■ **Exercise directions**: For every line in the data below that contains "발행기관으로부터", copy the line.

■ **Record excerpts**:
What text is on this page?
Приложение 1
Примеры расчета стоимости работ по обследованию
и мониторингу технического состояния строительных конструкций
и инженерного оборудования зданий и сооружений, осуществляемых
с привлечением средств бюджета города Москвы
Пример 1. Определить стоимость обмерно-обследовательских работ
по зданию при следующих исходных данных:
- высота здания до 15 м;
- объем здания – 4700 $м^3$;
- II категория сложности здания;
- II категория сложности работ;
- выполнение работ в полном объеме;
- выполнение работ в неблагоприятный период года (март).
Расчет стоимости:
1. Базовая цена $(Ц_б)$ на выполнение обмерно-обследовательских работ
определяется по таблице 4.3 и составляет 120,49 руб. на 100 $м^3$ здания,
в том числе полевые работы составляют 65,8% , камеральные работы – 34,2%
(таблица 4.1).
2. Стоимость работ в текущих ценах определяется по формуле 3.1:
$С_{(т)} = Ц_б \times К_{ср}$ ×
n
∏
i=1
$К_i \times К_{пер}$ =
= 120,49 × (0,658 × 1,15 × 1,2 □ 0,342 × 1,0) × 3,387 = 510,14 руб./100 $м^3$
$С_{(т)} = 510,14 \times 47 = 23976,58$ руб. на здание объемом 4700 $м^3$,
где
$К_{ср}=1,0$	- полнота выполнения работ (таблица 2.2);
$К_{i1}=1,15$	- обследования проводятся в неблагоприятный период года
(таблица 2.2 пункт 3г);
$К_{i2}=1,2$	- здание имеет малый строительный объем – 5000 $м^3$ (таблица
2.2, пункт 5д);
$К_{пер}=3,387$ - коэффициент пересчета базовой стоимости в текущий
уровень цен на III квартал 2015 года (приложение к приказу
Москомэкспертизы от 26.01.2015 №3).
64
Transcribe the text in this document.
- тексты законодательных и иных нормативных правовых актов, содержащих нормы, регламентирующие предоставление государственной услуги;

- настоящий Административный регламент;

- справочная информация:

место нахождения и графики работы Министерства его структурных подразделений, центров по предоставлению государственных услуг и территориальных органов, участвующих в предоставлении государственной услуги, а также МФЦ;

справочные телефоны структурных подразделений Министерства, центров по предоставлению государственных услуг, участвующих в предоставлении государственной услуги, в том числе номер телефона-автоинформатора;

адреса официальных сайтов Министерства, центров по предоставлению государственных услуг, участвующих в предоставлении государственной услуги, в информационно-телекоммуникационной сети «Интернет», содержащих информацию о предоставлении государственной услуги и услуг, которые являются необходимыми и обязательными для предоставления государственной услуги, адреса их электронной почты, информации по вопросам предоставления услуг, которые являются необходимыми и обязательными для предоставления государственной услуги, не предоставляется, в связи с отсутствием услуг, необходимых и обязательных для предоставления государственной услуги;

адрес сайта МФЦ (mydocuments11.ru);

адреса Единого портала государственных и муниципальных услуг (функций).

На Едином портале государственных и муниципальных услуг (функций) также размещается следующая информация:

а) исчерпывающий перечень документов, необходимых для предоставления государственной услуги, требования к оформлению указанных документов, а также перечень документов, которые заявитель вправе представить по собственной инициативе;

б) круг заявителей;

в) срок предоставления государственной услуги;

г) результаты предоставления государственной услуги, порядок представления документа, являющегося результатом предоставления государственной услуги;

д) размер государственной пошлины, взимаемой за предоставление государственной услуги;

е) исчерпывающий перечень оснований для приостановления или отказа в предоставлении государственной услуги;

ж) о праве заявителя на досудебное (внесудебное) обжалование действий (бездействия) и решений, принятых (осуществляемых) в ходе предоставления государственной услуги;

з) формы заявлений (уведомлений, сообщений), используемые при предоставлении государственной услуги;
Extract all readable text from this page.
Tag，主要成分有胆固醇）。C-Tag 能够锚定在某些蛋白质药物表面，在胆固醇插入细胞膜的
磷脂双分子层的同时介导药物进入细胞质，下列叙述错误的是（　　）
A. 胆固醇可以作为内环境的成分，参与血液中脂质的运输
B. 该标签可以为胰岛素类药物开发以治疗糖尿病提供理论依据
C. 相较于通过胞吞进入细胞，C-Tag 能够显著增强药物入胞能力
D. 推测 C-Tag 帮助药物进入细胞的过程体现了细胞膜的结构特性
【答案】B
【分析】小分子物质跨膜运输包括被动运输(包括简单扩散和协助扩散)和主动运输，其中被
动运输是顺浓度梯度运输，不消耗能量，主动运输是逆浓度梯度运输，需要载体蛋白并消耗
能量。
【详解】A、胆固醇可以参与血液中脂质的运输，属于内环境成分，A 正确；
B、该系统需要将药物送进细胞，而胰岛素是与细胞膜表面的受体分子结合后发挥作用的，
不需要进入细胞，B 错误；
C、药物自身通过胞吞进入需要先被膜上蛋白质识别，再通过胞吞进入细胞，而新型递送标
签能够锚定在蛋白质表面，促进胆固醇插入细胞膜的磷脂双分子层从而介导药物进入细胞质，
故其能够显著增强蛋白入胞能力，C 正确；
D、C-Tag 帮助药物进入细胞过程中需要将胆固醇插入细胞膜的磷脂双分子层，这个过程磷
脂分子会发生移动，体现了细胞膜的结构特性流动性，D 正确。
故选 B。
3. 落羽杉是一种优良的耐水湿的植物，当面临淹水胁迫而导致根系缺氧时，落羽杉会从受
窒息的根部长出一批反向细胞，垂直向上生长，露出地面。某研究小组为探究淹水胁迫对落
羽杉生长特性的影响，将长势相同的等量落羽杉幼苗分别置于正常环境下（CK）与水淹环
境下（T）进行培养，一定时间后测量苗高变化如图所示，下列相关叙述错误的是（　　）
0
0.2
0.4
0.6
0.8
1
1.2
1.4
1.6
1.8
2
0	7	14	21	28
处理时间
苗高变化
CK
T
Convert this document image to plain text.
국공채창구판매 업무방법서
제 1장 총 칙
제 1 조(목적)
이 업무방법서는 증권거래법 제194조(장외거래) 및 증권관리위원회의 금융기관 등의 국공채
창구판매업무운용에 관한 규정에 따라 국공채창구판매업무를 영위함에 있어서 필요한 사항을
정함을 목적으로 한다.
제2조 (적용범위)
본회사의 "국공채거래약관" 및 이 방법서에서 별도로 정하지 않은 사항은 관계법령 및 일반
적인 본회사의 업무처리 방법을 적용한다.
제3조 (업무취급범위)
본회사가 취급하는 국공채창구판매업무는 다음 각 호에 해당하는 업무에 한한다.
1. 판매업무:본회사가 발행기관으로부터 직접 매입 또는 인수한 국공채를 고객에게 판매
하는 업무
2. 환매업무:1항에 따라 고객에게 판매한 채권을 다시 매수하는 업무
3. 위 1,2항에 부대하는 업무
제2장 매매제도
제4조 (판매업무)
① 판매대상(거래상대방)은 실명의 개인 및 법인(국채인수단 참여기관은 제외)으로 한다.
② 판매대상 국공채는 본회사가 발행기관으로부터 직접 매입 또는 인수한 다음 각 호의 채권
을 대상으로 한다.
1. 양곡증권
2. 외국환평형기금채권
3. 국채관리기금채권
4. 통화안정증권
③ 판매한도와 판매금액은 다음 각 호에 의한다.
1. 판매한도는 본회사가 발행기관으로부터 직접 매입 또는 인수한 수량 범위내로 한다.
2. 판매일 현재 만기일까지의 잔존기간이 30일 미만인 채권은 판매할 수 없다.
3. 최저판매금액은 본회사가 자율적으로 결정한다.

■ **Output for this task**:
1. 판매업무:본회사가 발행기관으로부터 직접 매입 또는 인수한 국공채를 고객에게 판매
② 판매대상 국공채는 본회사가 발행기관으로부터 직접 매입 또는 인수한 다음 각 호의 채권
1. 판매한도는 본회사가 발행기관으로부터 직접 매입 또는 인수한 수량 범위내로 한다.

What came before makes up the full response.